> _WHAT YOU NEED TO DO_:
Transcribe the rows exactly, from the first line through the line that contains "- border-bangladesh: [578, 560, 687, 678]", with both of those lines included.

### SUPPLIED MATERIAL

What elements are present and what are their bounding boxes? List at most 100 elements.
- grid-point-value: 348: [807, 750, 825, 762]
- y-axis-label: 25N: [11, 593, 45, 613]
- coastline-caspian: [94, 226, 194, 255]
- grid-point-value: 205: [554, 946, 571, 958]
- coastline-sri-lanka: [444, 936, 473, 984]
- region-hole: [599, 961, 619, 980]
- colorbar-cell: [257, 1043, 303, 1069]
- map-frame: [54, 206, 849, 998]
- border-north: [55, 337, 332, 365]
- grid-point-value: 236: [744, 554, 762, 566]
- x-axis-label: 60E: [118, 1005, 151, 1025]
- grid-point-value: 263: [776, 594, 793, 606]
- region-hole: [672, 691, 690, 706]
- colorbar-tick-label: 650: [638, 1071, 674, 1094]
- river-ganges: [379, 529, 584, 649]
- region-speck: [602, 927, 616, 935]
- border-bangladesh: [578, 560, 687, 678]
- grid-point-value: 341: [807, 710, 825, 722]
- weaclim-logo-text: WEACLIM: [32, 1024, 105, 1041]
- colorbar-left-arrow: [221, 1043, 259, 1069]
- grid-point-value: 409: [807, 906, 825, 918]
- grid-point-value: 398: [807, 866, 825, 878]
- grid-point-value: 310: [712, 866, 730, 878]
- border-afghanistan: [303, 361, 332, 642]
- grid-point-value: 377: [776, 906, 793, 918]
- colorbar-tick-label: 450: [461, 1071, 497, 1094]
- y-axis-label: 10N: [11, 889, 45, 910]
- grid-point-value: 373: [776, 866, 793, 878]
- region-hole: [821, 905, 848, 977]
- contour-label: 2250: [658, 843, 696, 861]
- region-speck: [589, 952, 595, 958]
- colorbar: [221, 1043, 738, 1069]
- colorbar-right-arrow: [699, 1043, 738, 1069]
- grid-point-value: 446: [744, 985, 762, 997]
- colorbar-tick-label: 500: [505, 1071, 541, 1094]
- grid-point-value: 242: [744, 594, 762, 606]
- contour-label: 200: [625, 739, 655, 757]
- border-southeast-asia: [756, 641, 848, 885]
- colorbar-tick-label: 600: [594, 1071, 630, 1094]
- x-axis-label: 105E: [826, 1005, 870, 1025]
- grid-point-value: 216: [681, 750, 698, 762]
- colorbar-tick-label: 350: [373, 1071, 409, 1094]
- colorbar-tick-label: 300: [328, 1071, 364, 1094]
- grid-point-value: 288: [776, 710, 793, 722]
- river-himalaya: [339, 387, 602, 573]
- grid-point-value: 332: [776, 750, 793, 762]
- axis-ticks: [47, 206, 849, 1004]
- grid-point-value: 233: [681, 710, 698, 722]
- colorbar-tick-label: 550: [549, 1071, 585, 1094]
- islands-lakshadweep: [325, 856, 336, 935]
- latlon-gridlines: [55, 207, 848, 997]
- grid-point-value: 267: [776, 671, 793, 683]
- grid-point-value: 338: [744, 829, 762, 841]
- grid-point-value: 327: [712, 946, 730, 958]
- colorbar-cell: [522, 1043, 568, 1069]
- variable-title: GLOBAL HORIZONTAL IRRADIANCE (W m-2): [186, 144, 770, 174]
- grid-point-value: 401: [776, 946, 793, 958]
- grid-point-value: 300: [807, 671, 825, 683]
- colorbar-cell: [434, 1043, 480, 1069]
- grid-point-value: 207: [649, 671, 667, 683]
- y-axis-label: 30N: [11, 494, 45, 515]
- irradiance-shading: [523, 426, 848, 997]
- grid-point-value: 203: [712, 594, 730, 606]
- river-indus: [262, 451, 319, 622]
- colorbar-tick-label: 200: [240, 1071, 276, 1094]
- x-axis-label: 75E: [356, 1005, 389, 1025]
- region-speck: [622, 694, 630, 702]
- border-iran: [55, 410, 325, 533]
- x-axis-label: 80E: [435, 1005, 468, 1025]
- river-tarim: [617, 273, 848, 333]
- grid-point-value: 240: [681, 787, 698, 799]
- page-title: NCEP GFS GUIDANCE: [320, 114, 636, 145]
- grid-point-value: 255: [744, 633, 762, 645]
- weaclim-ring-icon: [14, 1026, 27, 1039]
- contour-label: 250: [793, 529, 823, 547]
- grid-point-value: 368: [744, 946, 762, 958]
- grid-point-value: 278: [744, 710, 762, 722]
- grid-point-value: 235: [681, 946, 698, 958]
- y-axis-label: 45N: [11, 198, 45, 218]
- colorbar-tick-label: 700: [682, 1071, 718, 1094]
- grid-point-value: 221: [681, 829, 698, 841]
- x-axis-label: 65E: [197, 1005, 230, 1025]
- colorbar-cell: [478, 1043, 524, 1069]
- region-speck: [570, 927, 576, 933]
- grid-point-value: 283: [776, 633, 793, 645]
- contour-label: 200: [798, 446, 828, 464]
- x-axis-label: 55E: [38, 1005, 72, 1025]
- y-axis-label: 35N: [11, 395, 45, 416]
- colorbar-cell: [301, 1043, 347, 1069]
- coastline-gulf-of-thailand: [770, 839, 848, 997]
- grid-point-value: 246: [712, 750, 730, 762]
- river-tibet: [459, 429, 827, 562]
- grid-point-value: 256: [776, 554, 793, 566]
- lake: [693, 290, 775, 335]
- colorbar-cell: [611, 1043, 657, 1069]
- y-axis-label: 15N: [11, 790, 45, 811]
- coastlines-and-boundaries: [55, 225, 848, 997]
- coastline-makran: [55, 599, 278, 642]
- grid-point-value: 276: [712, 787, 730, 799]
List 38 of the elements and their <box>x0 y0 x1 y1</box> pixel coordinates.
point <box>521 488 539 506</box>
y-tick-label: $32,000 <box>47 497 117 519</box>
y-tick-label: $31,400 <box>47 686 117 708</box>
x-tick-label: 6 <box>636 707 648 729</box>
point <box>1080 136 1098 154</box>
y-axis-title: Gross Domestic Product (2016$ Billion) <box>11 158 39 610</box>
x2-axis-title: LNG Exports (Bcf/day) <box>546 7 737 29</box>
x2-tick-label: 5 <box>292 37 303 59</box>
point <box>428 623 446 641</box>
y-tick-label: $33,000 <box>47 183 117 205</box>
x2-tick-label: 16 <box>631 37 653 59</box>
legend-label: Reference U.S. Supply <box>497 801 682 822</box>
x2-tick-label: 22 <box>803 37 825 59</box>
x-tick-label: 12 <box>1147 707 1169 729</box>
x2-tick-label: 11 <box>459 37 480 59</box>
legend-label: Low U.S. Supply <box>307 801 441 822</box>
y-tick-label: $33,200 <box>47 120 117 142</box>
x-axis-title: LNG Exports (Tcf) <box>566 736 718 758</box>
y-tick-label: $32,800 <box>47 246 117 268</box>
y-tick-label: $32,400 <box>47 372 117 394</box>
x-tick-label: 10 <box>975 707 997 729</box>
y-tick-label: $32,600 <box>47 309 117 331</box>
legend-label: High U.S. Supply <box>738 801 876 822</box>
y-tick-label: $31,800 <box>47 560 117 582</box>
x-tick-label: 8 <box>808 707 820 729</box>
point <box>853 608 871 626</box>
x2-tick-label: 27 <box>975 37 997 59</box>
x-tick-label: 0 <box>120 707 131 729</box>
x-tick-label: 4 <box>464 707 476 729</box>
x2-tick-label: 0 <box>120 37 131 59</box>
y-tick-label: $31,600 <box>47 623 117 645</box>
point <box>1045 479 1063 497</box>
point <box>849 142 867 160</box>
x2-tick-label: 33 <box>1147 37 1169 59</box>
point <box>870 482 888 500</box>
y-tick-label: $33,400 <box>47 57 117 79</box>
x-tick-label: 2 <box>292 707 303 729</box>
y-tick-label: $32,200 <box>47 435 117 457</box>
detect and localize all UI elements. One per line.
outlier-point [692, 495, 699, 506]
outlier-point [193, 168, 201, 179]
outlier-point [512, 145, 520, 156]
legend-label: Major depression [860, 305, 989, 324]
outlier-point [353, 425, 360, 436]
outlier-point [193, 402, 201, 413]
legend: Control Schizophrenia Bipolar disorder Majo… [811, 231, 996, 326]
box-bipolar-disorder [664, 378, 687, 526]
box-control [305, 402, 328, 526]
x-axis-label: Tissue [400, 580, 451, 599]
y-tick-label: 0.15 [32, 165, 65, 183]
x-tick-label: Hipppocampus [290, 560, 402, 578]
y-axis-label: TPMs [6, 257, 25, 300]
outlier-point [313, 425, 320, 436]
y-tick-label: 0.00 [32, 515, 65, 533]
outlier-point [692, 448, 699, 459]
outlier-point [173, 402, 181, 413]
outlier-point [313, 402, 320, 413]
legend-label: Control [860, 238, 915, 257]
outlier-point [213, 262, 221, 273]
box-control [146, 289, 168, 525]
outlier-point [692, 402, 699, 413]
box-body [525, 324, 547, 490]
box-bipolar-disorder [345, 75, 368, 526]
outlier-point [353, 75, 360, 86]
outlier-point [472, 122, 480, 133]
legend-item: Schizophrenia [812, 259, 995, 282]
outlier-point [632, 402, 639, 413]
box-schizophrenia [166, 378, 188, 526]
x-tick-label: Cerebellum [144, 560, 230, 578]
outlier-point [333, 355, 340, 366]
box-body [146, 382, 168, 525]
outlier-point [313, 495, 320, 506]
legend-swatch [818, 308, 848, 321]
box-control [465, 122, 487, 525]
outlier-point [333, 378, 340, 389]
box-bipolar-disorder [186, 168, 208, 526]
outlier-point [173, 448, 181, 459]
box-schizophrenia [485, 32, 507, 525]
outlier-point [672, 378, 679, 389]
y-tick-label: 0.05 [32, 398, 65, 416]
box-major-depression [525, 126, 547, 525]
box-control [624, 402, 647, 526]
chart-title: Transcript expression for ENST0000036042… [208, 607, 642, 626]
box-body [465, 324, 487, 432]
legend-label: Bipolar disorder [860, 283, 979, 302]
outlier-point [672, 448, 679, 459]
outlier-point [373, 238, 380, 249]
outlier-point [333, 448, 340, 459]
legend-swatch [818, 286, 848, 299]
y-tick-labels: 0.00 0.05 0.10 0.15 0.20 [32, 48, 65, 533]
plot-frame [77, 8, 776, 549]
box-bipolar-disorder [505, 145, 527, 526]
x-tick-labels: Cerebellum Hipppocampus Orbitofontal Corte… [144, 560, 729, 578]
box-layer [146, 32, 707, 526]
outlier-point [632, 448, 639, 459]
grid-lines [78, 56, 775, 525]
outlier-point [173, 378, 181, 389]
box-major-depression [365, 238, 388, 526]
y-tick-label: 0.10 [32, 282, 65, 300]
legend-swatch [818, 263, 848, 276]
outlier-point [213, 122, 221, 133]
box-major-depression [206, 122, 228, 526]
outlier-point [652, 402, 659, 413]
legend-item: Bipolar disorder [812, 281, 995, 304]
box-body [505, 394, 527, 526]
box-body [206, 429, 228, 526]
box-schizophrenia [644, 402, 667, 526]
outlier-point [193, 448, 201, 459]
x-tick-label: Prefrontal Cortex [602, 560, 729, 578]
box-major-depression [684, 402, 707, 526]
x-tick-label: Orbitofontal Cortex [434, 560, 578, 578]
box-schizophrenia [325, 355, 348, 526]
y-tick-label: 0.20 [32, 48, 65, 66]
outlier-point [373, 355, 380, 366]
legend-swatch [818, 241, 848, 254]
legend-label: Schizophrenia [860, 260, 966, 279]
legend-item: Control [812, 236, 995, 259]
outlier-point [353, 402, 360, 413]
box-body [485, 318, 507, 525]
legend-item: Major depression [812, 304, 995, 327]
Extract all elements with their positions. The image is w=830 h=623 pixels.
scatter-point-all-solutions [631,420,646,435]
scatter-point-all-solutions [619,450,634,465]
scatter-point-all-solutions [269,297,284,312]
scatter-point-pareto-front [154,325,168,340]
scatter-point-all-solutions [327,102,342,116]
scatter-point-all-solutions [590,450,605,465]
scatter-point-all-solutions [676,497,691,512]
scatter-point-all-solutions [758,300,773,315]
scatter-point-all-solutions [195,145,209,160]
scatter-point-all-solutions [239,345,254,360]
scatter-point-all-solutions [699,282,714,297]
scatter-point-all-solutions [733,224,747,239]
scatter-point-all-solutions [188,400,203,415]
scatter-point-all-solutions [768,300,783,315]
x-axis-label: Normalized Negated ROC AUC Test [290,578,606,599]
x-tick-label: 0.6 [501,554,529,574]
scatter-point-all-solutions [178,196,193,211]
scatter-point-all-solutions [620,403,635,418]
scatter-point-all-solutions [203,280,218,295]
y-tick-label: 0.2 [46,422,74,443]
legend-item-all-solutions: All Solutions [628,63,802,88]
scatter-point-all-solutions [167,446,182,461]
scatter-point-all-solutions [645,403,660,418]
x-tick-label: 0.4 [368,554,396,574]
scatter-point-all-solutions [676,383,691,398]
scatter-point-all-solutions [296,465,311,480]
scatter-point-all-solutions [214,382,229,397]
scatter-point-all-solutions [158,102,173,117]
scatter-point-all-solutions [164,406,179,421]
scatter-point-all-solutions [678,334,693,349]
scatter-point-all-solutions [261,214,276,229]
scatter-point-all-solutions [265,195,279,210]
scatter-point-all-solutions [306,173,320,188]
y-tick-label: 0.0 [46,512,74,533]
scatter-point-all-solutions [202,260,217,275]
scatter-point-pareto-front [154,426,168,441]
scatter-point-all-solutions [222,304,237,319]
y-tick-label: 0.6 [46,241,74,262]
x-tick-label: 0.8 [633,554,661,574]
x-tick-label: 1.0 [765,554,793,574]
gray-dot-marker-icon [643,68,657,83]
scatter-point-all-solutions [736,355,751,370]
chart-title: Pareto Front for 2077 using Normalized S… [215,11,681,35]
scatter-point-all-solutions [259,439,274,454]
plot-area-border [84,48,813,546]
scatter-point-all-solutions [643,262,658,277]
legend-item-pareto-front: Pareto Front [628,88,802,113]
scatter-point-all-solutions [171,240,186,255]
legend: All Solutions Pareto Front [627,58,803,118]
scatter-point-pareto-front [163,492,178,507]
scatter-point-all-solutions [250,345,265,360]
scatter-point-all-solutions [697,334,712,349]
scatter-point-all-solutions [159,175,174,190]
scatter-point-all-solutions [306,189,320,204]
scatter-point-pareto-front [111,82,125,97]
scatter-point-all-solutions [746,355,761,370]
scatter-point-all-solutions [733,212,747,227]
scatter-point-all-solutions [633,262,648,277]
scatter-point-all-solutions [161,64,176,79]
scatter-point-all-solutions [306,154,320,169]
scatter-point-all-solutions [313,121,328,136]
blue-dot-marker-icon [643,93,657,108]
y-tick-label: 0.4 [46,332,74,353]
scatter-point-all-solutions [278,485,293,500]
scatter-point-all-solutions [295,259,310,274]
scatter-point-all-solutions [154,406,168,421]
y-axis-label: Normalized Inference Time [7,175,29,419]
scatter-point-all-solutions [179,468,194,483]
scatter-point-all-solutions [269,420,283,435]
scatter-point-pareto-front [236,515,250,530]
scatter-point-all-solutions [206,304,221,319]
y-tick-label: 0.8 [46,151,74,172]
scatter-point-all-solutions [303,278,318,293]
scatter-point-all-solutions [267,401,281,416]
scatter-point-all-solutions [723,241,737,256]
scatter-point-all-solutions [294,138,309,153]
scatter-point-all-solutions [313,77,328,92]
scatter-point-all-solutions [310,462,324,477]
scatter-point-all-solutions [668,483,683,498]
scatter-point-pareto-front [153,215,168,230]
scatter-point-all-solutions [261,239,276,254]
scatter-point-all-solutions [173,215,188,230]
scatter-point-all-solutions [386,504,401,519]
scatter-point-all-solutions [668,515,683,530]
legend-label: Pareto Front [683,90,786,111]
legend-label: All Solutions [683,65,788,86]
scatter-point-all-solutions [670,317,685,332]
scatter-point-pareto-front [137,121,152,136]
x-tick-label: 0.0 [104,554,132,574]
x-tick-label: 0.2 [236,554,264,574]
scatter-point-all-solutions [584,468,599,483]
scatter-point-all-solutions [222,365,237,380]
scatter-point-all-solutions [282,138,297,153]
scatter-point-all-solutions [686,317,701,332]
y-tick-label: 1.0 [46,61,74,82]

######

> _WRITTEN ANSWER_:
What elements are present and what are their bounding boxes? List at most 100 elements.
- grid-point-value: 348: [807, 750, 825, 762]
- y-axis-label: 25N: [11, 593, 45, 613]
- coastline-caspian: [94, 226, 194, 255]
- grid-point-value: 205: [554, 946, 571, 958]
- coastline-sri-lanka: [444, 936, 473, 984]
- region-hole: [599, 961, 619, 980]
- colorbar-cell: [257, 1043, 303, 1069]
- map-frame: [54, 206, 849, 998]
- border-north: [55, 337, 332, 365]
- grid-point-value: 236: [744, 554, 762, 566]
- x-axis-label: 60E: [118, 1005, 151, 1025]
- grid-point-value: 263: [776, 594, 793, 606]
- region-hole: [672, 691, 690, 706]
- colorbar-tick-label: 650: [638, 1071, 674, 1094]
- river-ganges: [379, 529, 584, 649]
- region-speck: [602, 927, 616, 935]
- border-bangladesh: [578, 560, 687, 678]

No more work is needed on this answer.